Set down each entry from the block beneath, exactly as written.

--- Entries ---

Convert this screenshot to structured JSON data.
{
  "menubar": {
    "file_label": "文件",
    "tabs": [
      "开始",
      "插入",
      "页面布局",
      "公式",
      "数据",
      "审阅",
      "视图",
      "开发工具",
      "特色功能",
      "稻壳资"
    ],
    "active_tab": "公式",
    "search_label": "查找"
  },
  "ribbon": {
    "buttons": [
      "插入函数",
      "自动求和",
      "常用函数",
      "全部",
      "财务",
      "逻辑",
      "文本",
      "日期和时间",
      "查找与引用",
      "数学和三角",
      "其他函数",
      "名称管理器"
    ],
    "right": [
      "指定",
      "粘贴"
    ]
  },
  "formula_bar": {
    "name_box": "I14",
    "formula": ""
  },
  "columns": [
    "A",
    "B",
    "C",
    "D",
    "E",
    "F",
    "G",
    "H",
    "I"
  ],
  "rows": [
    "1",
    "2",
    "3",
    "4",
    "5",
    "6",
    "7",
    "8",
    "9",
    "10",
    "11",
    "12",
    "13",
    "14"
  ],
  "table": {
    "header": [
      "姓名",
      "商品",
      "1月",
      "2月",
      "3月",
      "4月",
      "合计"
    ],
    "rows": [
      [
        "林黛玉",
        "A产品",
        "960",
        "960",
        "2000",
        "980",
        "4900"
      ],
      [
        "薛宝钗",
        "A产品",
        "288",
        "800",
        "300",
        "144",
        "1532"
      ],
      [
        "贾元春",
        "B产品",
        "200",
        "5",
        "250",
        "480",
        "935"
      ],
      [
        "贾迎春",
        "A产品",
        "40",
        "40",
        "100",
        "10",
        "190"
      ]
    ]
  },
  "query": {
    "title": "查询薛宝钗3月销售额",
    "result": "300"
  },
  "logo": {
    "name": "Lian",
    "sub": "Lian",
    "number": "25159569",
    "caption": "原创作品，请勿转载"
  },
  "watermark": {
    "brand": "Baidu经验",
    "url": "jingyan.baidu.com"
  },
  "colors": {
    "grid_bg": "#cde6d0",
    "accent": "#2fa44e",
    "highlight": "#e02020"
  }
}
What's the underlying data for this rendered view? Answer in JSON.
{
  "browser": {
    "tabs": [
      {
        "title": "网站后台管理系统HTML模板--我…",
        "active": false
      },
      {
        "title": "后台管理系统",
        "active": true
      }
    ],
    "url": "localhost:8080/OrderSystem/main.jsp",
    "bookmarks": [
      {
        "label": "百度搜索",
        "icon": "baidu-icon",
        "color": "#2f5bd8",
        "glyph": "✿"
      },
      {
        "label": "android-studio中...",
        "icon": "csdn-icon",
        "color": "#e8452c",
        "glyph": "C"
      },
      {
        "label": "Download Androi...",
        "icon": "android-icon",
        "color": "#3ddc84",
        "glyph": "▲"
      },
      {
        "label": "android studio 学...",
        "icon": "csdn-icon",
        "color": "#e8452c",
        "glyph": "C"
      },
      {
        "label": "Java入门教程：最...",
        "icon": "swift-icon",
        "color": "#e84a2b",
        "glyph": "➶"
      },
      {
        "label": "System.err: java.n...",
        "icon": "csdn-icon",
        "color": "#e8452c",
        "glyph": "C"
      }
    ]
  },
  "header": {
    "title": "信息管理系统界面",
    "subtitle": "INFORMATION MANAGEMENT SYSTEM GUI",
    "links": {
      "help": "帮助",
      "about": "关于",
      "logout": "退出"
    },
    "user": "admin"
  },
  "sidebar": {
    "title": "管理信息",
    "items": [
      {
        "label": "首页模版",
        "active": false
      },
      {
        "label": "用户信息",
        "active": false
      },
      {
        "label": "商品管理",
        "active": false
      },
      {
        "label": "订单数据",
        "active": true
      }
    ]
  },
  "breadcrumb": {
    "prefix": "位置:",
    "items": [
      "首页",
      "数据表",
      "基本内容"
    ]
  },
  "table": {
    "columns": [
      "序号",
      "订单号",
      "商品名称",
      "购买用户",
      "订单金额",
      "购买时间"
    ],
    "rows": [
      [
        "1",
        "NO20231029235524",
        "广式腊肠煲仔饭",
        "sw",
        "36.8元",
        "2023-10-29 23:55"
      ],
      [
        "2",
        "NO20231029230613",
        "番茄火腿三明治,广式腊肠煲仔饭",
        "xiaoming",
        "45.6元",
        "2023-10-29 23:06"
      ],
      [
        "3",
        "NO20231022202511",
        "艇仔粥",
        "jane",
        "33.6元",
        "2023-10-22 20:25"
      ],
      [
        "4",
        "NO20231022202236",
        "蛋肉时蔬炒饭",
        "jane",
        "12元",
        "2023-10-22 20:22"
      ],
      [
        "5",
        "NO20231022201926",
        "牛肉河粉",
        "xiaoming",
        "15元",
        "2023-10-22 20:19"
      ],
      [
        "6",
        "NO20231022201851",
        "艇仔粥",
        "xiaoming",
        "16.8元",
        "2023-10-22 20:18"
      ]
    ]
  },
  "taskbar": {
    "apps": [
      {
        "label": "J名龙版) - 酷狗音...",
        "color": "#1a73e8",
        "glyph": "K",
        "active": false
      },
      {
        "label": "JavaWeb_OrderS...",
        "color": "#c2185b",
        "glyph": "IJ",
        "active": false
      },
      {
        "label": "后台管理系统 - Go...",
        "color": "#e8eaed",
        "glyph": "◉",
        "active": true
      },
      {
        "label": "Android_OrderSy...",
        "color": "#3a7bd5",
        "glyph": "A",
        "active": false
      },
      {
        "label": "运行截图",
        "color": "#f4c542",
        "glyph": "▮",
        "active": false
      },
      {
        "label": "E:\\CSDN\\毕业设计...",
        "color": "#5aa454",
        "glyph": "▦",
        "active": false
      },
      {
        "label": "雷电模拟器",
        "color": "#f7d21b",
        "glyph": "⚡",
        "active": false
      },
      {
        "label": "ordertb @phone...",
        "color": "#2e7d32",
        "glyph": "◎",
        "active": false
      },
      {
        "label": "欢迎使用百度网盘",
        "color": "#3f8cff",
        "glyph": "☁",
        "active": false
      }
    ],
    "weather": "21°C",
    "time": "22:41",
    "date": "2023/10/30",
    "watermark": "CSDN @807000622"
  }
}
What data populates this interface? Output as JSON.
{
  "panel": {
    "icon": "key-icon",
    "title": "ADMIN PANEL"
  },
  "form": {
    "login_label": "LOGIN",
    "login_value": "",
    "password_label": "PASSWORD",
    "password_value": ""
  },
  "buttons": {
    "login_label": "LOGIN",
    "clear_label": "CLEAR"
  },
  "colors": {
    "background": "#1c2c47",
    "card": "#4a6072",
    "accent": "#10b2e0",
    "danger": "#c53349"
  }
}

---

[Final answer]
Convert this screenshot to structured JSON data.
{
  "menubar": {
    "file_label": "文件",
    "tabs": [
      "开始",
      "插入",
      "页面布局",
      "公式",
      "数据",
      "审阅",
      "视图",
      "开发工具",
      "特色功能",
      "稻壳资"
    ],
    "active_tab": "公式",
    "search_label": "查找"
  },
  "ribbon": {
    "buttons": [
      "插入函数",
      "自动求和",
      "常用函数",
      "全部",
      "财务",
      "逻辑",
      "文本",
      "日期和时间",
      "查找与引用",
      "数学和三角",
      "其他函数",
      "名称管理器"
    ],
    "right": [
      "指定",
      "粘贴"
    ]
  },
  "formula_bar": {
    "name_box": "I14",
    "formula": ""
  },
  "columns": [
    "A",
    "B",
    "C",
    "D",
    "E",
    "F",
    "G",
    "H",
    "I"
  ],
  "rows": [
    "1",
    "2",
    "3",
    "4",
    "5",
    "6",
    "7",
    "8",
    "9",
    "10",
    "11",
    "12",
    "13",
    "14"
  ],
  "table": {
    "header": [
      "姓名",
      "商品",
      "1月",
      "2月",
      "3月",
      "4月",
      "合计"
    ],
    "rows": [
      [
        "林黛玉",
        "A产品",
        "960",
        "960",
        "2000",
        "980",
        "4900"
      ],
      [
        "薛宝钗",
        "A产品",
        "288",
        "800",
        "300",
        "144",
        "1532"
      ],
      [
        "贾元春",
        "B产品",
        "200",
        "5",
        "250",
        "480",
        "935"
      ],
      [
        "贾迎春",
        "A产品",
        "40",
        "40",
        "100",
        "10",
        "190"
      ]
    ]
  },
  "query": {
    "title": "查询薛宝钗3月销售额",
    "result": "300"
  },
  "logo": {
    "name": "Lian",
    "sub": "Lian",
    "number": "25159569",
    "caption": "原创作品，请勿转载"
  },
  "watermark": {
    "brand": "Baidu经验",
    "url": "jingyan.baidu.com"
  },
  "colors": {
    "grid_bg": "#cde6d0",
    "accent": "#2fa44e",
    "highlight": "#e02020"
  }
}
What's the underlying data for this rendered view? Answer in JSON.
{
  "browser": {
    "tabs": [
      {
        "title": "网站后台管理系统HTML模板--我…",
        "active": false
      },
      {
        "title": "后台管理系统",
        "active": true
      }
    ],
    "url": "localhost:8080/OrderSystem/main.jsp",
    "bookmarks": [
      {
        "label": "百度搜索",
        "icon": "baidu-icon",
        "color": "#2f5bd8",
        "glyph": "✿"
      },
      {
        "label": "android-studio中...",
        "icon": "csdn-icon",
        "color": "#e8452c",
        "glyph": "C"
      },
      {
        "label": "Download Androi...",
        "icon": "android-icon",
        "color": "#3ddc84",
        "glyph": "▲"
      },
      {
        "label": "android studio 学...",
        "icon": "csdn-icon",
        "color": "#e8452c",
        "glyph": "C"
      },
      {
        "label": "Java入门教程：最...",
        "icon": "swift-icon",
        "color": "#e84a2b",
        "glyph": "➶"
      },
      {
        "label": "System.err: java.n...",
        "icon": "csdn-icon",
        "color": "#e8452c",
        "glyph": "C"
      }
    ]
  },
  "header": {
    "title": "信息管理系统界面",
    "subtitle": "INFORMATION MANAGEMENT SYSTEM GUI",
    "links": {
      "help": "帮助",
      "about": "关于",
      "logout": "退出"
    },
    "user": "admin"
  },
  "sidebar": {
    "title": "管理信息",
    "items": [
      {
        "label": "首页模版",
        "active": false
      },
      {
        "label": "用户信息",
        "active": false
      },
      {
        "label": "商品管理",
        "active": false
      },
      {
        "label": "订单数据",
        "active": true
      }
    ]
  },
  "breadcrumb": {
    "prefix": "位置:",
    "items": [
      "首页",
      "数据表",
      "基本内容"
    ]
  },
  "table": {
    "columns": [
      "序号",
      "订单号",
      "商品名称",
      "购买用户",
      "订单金额",
      "购买时间"
    ],
    "rows": [
      [
        "1",
        "NO20231029235524",
        "广式腊肠煲仔饭",
        "sw",
        "36.8元",
        "2023-10-29 23:55"
      ],
      [
        "2",
        "NO20231029230613",
        "番茄火腿三明治,广式腊肠煲仔饭",
        "xiaoming",
        "45.6元",
        "2023-10-29 23:06"
      ],
      [
        "3",
        "NO20231022202511",
        "艇仔粥",
        "jane",
        "33.6元",
        "2023-10-22 20:25"
      ],
      [
        "4",
        "NO20231022202236",
        "蛋肉时蔬炒饭",
        "jane",
        "12元",
        "2023-10-22 20:22"
      ],
      [
        "5",
        "NO20231022201926",
        "牛肉河粉",
        "xiaoming",
        "15元",
        "2023-10-22 20:19"
      ],
      [
        "6",
        "NO20231022201851",
        "艇仔粥",
        "xiaoming",
        "16.8元",
        "2023-10-22 20:18"
      ]
    ]
  },
  "taskbar": {
    "apps": [
      {
        "label": "J名龙版) - 酷狗音...",
        "color": "#1a73e8",
        "glyph": "K",
        "active": false
      },
      {
        "label": "JavaWeb_OrderS...",
        "color": "#c2185b",
        "glyph": "IJ",
        "active": false
      },
      {
        "label": "后台管理系统 - Go...",
        "color": "#e8eaed",
        "glyph": "◉",
        "active": true
      },
      {
        "label": "Android_OrderSy...",
        "color": "#3a7bd5",
        "glyph": "A",
        "active": false
      },
      {
        "label": "运行截图",
        "color": "#f4c542",
        "glyph": "▮",
        "active": false
      },
      {
        "label": "E:\\CSDN\\毕业设计...",
        "color": "#5aa454",
        "glyph": "▦",
        "active": false
      },
      {
        "label": "雷电模拟器",
        "color": "#f7d21b",
        "glyph": "⚡",
        "active": false
      },
      {
        "label": "ordertb @phone...",
        "color": "#2e7d32",
        "glyph": "◎",
        "active": false
      },
      {
        "label": "欢迎使用百度网盘",
        "color": "#3f8cff",
        "glyph": "☁",
        "active": false
      }
    ],
    "weather": "21°C",
    "time": "22:41",
    "date": "2023/10/30",
    "watermark": "CSDN @807000622"
  }
}
What data populates this interface? Output as JSON.
{
  "panel": {
    "icon": "key-icon",
    "title": "ADMIN PANEL"
  },
  "form": {
    "login_label": "LOGIN",
    "login_value": "",
    "password_label": "PASSWORD",
    "password_value": ""
  },
  "buttons": {
    "login_label": "LOGIN",
    "clear_label": "CLEAR"
  },
  "colors": {
    "background": "#1c2c47",
    "card": "#4a6072",
    "accent": "#10b2e0",
    "danger": "#c53349"
  }
}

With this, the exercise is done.